[Dataset items]
__________

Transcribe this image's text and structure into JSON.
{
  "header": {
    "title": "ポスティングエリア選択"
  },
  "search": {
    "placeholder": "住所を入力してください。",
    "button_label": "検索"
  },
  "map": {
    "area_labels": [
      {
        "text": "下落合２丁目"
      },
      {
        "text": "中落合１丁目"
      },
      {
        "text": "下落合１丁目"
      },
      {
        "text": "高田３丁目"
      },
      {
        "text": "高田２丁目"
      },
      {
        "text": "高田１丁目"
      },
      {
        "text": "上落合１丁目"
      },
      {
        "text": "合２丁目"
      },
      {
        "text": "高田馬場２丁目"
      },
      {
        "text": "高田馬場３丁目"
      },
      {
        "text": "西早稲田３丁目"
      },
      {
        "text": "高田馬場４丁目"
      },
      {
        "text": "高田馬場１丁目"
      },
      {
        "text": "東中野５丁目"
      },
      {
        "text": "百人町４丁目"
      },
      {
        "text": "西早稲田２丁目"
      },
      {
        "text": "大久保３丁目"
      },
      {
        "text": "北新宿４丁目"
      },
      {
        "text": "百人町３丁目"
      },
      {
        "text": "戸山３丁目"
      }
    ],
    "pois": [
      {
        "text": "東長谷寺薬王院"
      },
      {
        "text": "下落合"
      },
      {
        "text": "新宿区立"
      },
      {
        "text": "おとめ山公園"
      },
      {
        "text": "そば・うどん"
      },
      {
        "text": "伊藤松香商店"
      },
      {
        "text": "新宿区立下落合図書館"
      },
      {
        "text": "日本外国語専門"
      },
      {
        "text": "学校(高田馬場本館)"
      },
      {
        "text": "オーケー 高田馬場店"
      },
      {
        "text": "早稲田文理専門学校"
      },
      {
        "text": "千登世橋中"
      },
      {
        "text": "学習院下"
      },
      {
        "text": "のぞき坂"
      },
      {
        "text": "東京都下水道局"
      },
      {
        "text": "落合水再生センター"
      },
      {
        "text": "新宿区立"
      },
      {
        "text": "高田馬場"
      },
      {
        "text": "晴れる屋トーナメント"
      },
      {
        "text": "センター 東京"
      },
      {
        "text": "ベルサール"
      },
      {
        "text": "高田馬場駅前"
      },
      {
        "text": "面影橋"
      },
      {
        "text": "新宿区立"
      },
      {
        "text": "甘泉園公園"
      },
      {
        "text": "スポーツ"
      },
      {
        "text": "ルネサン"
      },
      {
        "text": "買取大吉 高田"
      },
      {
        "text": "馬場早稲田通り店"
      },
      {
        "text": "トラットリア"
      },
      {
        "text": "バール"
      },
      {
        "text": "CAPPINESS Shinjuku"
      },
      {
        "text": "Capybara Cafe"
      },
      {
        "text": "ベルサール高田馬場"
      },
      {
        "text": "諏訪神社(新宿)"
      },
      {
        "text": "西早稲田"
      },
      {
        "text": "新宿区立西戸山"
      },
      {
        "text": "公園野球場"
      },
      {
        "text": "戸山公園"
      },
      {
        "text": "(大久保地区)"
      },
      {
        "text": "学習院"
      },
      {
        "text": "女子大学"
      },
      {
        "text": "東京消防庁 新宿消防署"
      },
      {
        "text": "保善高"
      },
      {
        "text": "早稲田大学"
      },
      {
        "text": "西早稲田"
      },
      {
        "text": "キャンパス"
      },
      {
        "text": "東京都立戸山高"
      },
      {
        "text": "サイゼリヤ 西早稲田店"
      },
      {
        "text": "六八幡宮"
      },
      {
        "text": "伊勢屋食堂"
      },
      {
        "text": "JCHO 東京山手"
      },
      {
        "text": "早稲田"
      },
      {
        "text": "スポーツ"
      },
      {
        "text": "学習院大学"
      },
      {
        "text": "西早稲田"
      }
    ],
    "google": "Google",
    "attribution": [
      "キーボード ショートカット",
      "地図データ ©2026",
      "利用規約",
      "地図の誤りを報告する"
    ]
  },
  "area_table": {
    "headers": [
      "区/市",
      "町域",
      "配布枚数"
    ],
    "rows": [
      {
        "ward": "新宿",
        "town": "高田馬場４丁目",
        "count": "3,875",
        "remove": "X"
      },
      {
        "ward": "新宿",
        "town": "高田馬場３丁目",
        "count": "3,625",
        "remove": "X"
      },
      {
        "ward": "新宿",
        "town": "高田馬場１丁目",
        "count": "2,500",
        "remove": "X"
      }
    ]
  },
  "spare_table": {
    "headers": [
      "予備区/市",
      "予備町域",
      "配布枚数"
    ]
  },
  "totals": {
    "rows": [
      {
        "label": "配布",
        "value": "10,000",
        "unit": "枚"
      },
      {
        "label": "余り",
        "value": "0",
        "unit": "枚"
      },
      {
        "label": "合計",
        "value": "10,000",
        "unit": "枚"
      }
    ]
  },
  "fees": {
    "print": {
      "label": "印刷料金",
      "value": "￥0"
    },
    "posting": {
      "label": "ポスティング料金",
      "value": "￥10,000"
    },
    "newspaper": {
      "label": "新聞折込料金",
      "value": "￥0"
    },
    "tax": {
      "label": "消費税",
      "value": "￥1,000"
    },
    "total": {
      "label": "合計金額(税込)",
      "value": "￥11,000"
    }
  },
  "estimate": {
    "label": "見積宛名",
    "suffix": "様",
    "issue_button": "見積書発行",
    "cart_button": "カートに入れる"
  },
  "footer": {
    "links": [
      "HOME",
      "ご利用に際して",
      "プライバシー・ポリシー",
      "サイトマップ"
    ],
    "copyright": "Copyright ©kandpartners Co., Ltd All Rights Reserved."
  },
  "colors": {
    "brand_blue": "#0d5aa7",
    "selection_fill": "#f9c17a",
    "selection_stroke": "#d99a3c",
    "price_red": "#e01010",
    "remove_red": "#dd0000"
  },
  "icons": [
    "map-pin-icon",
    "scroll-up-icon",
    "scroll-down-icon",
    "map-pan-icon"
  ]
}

__________

__Exercise goal__
Write the listing out again, exactly as shown above.

__Answer to this problem__
Transcribe this image's text and structure into JSON.
{
  "header": {
    "title": "ポスティングエリア選択"
  },
  "search": {
    "placeholder": "住所を入力してください。",
    "button_label": "検索"
  },
  "map": {
    "area_labels": [
      {
        "text": "下落合２丁目"
      },
      {
        "text": "中落合１丁目"
      },
      {
        "text": "下落合１丁目"
      },
      {
        "text": "高田３丁目"
      },
      {
        "text": "高田２丁目"
      },
      {
        "text": "高田１丁目"
      },
      {
        "text": "上落合１丁目"
      },
      {
        "text": "合２丁目"
      },
      {
        "text": "高田馬場２丁目"
      },
      {
        "text": "高田馬場３丁目"
      },
      {
        "text": "西早稲田３丁目"
      },
      {
        "text": "高田馬場４丁目"
      },
      {
        "text": "高田馬場１丁目"
      },
      {
        "text": "東中野５丁目"
      },
      {
        "text": "百人町４丁目"
      },
      {
        "text": "西早稲田２丁目"
      },
      {
        "text": "大久保３丁目"
      },
      {
        "text": "北新宿４丁目"
      },
      {
        "text": "百人町３丁目"
      },
      {
        "text": "戸山３丁目"
      }
    ],
    "pois": [
      {
        "text": "東長谷寺薬王院"
      },
      {
        "text": "下落合"
      },
      {
        "text": "新宿区立"
      },
      {
        "text": "おとめ山公園"
      },
      {
        "text": "そば・うどん"
      },
      {
        "text": "伊藤松香商店"
      },
      {
        "text": "新宿区立下落合図書館"
      },
      {
        "text": "日本外国語専門"
      },
      {
        "text": "学校(高田馬場本館)"
      },
      {
        "text": "オーケー 高田馬場店"
      },
      {
        "text": "早稲田文理専門学校"
      },
      {
        "text": "千登世橋中"
      },
      {
        "text": "学習院下"
      },
      {
        "text": "のぞき坂"
      },
      {
        "text": "東京都下水道局"
      },
      {
        "text": "落合水再生センター"
      },
      {
        "text": "新宿区立"
      },
      {
        "text": "高田馬場"
      },
      {
        "text": "晴れる屋トーナメント"
      },
      {
        "text": "センター 東京"
      },
      {
        "text": "ベルサール"
      },
      {
        "text": "高田馬場駅前"
      },
      {
        "text": "面影橋"
      },
      {
        "text": "新宿区立"
      },
      {
        "text": "甘泉園公園"
      },
      {
        "text": "スポーツ"
      },
      {
        "text": "ルネサン"
      },
      {
        "text": "買取大吉 高田"
      },
      {
        "text": "馬場早稲田通り店"
      },
      {
        "text": "トラットリア"
      },
      {
        "text": "バール"
      },
      {
        "text": "CAPPINESS Shinjuku"
      },
      {
        "text": "Capybara Cafe"
      },
      {
        "text": "ベルサール高田馬場"
      },
      {
        "text": "諏訪神社(新宿)"
      },
      {
        "text": "西早稲田"
      },
      {
        "text": "新宿区立西戸山"
      },
      {
        "text": "公園野球場"
      },
      {
        "text": "戸山公園"
      },
      {
        "text": "(大久保地区)"
      },
      {
        "text": "学習院"
      },
      {
        "text": "女子大学"
      },
      {
        "text": "東京消防庁 新宿消防署"
      },
      {
        "text": "保善高"
      },
      {
        "text": "早稲田大学"
      },
      {
        "text": "西早稲田"
      },
      {
        "text": "キャンパス"
      },
      {
        "text": "東京都立戸山高"
      },
      {
        "text": "サイゼリヤ 西早稲田店"
      },
      {
        "text": "六八幡宮"
      },
      {
        "text": "伊勢屋食堂"
      },
      {
        "text": "JCHO 東京山手"
      },
      {
        "text": "早稲田"
      },
      {
        "text": "スポーツ"
      },
      {
        "text": "学習院大学"
      },
      {
        "text": "西早稲田"
      }
    ],
    "google": "Google",
    "attribution": [
      "キーボード ショートカット",
      "地図データ ©2026",
      "利用規約",
      "地図の誤りを報告する"
    ]
  },
  "area_table": {
    "headers": [
      "区/市",
      "町域",
      "配布枚数"
    ],
    "rows": [
      {
        "ward": "新宿",
        "town": "高田馬場４丁目",
        "count": "3,875",
        "remove": "X"
      },
      {
        "ward": "新宿",
        "town": "高田馬場３丁目",
        "count": "3,625",
        "remove": "X"
      },
      {
        "ward": "新宿",
        "town": "高田馬場１丁目",
        "count": "2,500",
        "remove": "X"
      }
    ]
  },
  "spare_table": {
    "headers": [
      "予備区/市",
      "予備町域",
      "配布枚数"
    ]
  },
  "totals": {
    "rows": [
      {
        "label": "配布",
        "value": "10,000",
        "unit": "枚"
      },
      {
        "label": "余り",
        "value": "0",
        "unit": "枚"
      },
      {
        "label": "合計",
        "value": "10,000",
        "unit": "枚"
      }
    ]
  },
  "fees": {
    "print": {
      "label": "印刷料金",
      "value": "￥0"
    },
    "posting": {
      "label": "ポスティング料金",
      "value": "￥10,000"
    },
    "newspaper": {
      "label": "新聞折込料金",
      "value": "￥0"
    },
    "tax": {
      "label": "消費税",
      "value": "￥1,000"
    },
    "total": {
      "label": "合計金額(税込)",
      "value": "￥11,000"
    }
  },
  "estimate": {
    "label": "見積宛名",
    "suffix": "様",
    "issue_button": "見積書発行",
    "cart_button": "カートに入れる"
  },
  "footer": {
    "links": [
      "HOME",
      "ご利用に際して",
      "プライバシー・ポリシー",
      "サイトマップ"
    ],
    "copyright": "Copyright ©kandpartners Co., Ltd All Rights Reserved."
  },
  "colors": {
    "brand_blue": "#0d5aa7",
    "selection_fill": "#f9c17a",
    "selection_stroke": "#d99a3c",
    "price_red": "#e01010",
    "remove_red": "#dd0000"
  },
  "icons": [
    "map-pin-icon",
    "scroll-up-icon",
    "scroll-down-icon",
    "map-pan-icon"
  ]
}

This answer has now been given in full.